Given instruction:
Write out the listing beneath this instruction in its entirety, exactly as it reads.

Source material:
• • • • •

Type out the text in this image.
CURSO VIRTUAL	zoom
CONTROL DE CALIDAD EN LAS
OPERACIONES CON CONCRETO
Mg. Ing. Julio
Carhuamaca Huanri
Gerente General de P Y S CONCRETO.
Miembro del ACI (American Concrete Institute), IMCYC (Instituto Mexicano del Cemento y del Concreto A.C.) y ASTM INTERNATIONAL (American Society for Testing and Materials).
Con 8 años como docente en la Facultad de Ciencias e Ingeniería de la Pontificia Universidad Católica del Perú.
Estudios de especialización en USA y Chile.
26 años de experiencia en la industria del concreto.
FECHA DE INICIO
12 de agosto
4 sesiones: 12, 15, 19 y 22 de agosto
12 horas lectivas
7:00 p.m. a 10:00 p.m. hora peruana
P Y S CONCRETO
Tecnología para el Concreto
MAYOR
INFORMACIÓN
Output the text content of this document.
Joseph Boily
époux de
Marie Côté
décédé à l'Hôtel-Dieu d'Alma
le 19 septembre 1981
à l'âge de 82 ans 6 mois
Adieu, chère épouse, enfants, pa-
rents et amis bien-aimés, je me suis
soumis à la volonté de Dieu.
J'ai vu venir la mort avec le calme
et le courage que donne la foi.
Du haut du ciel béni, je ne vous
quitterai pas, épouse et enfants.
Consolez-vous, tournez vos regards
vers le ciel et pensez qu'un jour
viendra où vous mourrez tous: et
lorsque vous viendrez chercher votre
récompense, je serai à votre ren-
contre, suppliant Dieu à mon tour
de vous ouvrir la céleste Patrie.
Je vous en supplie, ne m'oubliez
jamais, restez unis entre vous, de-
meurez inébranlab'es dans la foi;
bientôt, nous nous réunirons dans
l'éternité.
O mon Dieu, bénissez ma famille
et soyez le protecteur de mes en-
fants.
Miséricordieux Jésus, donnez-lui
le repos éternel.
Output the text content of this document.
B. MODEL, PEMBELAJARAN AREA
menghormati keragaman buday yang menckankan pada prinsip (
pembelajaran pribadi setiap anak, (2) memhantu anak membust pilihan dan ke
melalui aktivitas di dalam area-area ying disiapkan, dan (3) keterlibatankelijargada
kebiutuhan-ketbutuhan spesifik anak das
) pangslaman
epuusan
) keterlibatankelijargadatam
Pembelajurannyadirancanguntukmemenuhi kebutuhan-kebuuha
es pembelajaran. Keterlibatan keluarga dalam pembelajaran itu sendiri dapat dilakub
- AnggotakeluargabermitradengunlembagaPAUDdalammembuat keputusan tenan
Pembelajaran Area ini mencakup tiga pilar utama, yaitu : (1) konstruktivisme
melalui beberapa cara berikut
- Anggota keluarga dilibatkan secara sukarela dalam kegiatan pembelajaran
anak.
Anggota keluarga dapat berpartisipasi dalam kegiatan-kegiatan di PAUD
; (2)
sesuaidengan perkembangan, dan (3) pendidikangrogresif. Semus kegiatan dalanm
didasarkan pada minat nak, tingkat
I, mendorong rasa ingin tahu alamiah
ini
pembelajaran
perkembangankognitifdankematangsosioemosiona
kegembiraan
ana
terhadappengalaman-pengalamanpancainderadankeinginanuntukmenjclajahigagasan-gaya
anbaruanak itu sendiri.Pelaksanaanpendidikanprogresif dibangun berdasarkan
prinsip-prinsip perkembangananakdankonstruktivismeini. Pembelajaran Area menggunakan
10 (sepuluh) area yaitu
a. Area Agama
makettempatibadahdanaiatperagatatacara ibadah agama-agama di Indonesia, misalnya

• • • • •

Output of the task:
Type out the text in this image.
CURSO VIRTUAL	zoom
CONTROL DE CALIDAD EN LAS
OPERACIONES CON CONCRETO
Mg. Ing. Julio
Carhuamaca Huanri
Gerente General de P Y S CONCRETO.
Miembro del ACI (American Concrete Institute), IMCYC (Instituto Mexicano del Cemento y del Concreto A.C.) y ASTM INTERNATIONAL (American Society for Testing and Materials).
Con 8 años como docente en la Facultad de Ciencias e Ingeniería de la Pontificia Universidad Católica del Perú.
Estudios de especialización en USA y Chile.
26 años de experiencia en la industria del concreto.
FECHA DE INICIO
12 de agosto
4 sesiones: 12, 15, 19 y 22 de agosto
12 horas lectivas
7:00 p.m. a 10:00 p.m. hora peruana
P Y S CONCRETO
Tecnología para el Concreto
MAYOR
INFORMACIÓN
Output the text content of this document.
Joseph Boily
époux de
Marie Côté
décédé à l'Hôtel-Dieu d'Alma
le 19 septembre 1981
à l'âge de 82 ans 6 mois
Adieu, chère épouse, enfants, pa-
rents et amis bien-aimés, je me suis
soumis à la volonté de Dieu.
J'ai vu venir la mort avec le calme
et le courage que donne la foi.
Du haut du ciel béni, je ne vous
quitterai pas, épouse et enfants.
Consolez-vous, tournez vos regards
vers le ciel et pensez qu'un jour
viendra où vous mourrez tous: et
lorsque vous viendrez chercher votre
récompense, je serai à votre ren-
contre, suppliant Dieu à mon tour
de vous ouvrir la céleste Patrie.
Je vous en supplie, ne m'oubliez
jamais, restez unis entre vous, de-
meurez inébranlab'es dans la foi;
bientôt, nous nous réunirons dans
l'éternité.
O mon Dieu, bénissez ma famille
et soyez le protecteur de mes en-
fants.
Miséricordieux Jésus, donnez-lui
le repos éternel.
Output the text content of this document.
B. MODEL, PEMBELAJARAN AREA
menghormati keragaman buday yang menckankan pada prinsip (
pembelajaran pribadi setiap anak, (2) memhantu anak membust pilihan dan ke
melalui aktivitas di dalam area-area ying disiapkan, dan (3) keterlibatankelijargada
kebiutuhan-ketbutuhan spesifik anak das
) pangslaman
epuusan
) keterlibatankelijargadatam
Pembelajurannyadirancanguntukmemenuhi kebutuhan-kebuuha
es pembelajaran. Keterlibatan keluarga dalam pembelajaran itu sendiri dapat dilakub
- AnggotakeluargabermitradengunlembagaPAUDdalammembuat keputusan tenan
Pembelajaran Area ini mencakup tiga pilar utama, yaitu : (1) konstruktivisme
melalui beberapa cara berikut
- Anggota keluarga dilibatkan secara sukarela dalam kegiatan pembelajaran
anak.
Anggota keluarga dapat berpartisipasi dalam kegiatan-kegiatan di PAUD
; (2)
sesuaidengan perkembangan, dan (3) pendidikangrogresif. Semus kegiatan dalanm
didasarkan pada minat nak, tingkat
I, mendorong rasa ingin tahu alamiah
ini
pembelajaran
perkembangankognitifdankematangsosioemosiona
kegembiraan
ana
terhadappengalaman-pengalamanpancainderadankeinginanuntukmenjclajahigagasan-gaya
anbaruanak itu sendiri.Pelaksanaanpendidikanprogresif dibangun berdasarkan
prinsip-prinsip perkembangananakdankonstruktivismeini. Pembelajaran Area menggunakan
10 (sepuluh) area yaitu
a. Area Agama
makettempatibadahdanaiatperagatatacara ibadah agama-agama di Indonesia, misalnya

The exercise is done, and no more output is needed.